Set exercise
Give back a single number, the count of lines containing the word "selected".

-- BEGIN Records to use --

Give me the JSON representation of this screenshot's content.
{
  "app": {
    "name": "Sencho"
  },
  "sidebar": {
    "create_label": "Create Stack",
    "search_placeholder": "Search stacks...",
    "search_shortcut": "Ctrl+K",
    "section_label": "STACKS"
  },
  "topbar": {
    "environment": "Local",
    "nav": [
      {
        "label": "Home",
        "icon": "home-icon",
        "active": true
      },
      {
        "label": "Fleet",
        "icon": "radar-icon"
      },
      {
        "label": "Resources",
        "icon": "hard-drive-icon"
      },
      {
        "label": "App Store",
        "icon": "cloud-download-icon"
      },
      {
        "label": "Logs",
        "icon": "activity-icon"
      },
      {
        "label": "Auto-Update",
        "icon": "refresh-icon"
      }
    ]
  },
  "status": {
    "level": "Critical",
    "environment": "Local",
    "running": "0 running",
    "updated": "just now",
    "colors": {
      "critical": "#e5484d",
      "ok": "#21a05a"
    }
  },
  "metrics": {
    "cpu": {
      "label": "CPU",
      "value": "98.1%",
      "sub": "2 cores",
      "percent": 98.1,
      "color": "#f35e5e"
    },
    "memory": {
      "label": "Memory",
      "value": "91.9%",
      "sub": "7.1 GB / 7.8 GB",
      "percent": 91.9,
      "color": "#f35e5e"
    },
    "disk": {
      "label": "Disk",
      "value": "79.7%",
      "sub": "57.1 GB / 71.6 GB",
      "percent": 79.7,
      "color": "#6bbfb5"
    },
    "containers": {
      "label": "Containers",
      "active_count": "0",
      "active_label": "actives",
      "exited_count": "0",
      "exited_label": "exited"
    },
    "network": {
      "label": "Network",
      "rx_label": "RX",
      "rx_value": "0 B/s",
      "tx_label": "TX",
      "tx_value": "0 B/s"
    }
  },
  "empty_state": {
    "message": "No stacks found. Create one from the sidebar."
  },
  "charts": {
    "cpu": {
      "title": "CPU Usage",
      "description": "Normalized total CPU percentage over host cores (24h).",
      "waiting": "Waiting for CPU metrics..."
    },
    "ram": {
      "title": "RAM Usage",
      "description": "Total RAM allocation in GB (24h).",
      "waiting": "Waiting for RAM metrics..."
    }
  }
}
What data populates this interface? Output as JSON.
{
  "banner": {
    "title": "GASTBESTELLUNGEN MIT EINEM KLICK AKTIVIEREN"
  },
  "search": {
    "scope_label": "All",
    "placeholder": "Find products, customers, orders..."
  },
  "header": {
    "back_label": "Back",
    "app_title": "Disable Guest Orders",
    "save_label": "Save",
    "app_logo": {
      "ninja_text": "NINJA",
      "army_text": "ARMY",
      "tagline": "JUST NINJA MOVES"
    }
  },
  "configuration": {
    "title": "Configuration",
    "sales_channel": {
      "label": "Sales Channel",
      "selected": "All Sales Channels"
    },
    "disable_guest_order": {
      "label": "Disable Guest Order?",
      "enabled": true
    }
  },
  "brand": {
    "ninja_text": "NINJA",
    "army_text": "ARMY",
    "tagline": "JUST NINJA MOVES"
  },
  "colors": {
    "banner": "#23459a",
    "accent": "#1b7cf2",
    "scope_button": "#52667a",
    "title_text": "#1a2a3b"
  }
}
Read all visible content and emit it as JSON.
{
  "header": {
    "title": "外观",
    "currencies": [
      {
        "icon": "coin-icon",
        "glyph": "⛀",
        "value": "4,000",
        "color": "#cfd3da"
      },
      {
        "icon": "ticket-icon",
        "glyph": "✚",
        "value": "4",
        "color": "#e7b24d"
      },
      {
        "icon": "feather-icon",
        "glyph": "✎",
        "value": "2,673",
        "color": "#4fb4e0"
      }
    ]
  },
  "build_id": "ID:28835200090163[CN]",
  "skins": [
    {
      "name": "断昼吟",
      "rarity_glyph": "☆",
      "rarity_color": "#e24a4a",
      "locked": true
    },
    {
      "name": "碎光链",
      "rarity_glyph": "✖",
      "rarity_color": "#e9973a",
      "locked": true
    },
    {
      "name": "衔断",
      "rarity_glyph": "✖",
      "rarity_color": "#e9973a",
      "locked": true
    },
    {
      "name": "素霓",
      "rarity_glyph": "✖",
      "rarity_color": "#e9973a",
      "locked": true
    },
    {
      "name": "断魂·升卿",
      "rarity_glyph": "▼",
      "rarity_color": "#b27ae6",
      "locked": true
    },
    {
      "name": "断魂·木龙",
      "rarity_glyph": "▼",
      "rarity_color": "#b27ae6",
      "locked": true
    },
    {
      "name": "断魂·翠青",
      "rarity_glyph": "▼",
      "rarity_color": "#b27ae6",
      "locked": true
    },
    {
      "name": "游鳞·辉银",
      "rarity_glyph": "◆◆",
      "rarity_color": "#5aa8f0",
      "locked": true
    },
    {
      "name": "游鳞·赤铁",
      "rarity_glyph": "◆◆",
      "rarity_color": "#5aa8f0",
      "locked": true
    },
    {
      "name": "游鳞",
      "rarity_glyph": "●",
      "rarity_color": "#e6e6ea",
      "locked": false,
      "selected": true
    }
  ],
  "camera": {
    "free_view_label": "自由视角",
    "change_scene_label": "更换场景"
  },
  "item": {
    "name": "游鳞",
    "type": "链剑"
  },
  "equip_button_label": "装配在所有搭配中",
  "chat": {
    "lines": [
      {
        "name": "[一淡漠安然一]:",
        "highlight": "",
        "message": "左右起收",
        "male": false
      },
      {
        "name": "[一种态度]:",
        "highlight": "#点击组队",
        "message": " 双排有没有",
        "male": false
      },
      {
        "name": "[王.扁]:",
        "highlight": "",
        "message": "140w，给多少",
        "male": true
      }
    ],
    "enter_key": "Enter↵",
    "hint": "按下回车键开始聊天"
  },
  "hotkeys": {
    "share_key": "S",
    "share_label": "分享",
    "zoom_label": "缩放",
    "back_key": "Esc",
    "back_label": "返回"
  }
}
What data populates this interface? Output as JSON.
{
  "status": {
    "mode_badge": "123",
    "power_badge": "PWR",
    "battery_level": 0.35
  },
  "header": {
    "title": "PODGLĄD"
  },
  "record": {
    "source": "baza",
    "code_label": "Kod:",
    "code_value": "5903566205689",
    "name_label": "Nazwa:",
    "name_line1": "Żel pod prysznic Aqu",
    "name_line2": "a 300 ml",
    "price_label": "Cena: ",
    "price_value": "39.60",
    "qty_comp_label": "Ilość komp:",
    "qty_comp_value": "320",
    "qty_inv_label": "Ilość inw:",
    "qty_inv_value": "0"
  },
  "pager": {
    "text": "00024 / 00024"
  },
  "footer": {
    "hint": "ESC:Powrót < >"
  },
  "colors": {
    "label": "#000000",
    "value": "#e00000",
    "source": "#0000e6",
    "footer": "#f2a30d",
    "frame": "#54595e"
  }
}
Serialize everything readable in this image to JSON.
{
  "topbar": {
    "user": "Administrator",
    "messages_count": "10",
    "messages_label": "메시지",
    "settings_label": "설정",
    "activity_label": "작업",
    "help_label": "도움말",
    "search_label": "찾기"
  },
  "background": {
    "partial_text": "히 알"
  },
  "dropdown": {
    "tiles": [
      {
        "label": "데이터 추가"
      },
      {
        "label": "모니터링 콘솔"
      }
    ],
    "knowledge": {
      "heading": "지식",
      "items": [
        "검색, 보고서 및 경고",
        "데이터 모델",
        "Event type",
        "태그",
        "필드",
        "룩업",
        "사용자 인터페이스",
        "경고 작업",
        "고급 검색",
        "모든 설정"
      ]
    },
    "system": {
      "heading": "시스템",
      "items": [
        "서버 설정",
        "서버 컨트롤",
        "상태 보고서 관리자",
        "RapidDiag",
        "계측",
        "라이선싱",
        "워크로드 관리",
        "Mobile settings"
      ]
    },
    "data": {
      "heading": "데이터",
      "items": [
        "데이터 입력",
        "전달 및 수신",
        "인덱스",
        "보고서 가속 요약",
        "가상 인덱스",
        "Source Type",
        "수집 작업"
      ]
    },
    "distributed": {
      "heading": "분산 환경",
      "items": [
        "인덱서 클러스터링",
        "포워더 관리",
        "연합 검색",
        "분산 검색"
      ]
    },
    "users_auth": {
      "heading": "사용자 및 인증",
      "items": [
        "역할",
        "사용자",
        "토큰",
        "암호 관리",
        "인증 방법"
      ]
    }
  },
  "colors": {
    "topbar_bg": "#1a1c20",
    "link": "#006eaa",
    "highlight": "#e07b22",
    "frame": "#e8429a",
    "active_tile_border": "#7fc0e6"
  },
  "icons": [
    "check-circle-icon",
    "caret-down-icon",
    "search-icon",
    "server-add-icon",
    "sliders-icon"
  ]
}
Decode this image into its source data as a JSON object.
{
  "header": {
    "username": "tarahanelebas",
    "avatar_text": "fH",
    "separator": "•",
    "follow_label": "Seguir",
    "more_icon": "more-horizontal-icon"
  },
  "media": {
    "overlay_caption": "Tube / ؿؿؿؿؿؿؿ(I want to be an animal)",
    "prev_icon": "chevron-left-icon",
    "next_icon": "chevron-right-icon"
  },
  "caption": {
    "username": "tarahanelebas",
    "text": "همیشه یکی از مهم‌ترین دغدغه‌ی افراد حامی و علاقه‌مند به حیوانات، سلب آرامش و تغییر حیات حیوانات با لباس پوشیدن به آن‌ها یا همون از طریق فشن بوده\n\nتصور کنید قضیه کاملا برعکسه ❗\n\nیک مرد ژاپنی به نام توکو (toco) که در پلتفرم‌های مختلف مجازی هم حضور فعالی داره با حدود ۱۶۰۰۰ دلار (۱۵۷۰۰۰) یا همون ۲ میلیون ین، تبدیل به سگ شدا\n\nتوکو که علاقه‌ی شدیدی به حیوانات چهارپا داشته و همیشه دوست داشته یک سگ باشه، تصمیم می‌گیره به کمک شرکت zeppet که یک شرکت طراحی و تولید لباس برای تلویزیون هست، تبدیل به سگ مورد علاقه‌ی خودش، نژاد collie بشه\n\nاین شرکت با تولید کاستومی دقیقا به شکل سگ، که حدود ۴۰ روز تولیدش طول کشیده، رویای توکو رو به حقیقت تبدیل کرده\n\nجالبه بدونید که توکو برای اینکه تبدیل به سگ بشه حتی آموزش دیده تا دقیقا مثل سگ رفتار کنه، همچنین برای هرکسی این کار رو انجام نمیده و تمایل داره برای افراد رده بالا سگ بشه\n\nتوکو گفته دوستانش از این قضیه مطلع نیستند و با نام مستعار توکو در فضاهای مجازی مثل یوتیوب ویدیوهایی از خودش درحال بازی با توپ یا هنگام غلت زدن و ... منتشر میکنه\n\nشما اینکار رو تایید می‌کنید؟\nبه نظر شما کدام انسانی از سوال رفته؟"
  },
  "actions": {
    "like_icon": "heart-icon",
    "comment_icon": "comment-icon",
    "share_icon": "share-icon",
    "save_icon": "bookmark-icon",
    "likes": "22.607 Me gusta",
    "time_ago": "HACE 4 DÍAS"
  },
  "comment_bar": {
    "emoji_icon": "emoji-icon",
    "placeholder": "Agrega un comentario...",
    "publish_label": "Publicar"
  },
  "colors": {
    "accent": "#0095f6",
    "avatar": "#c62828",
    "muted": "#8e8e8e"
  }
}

-- END Records to use --

Answer for this exercise
2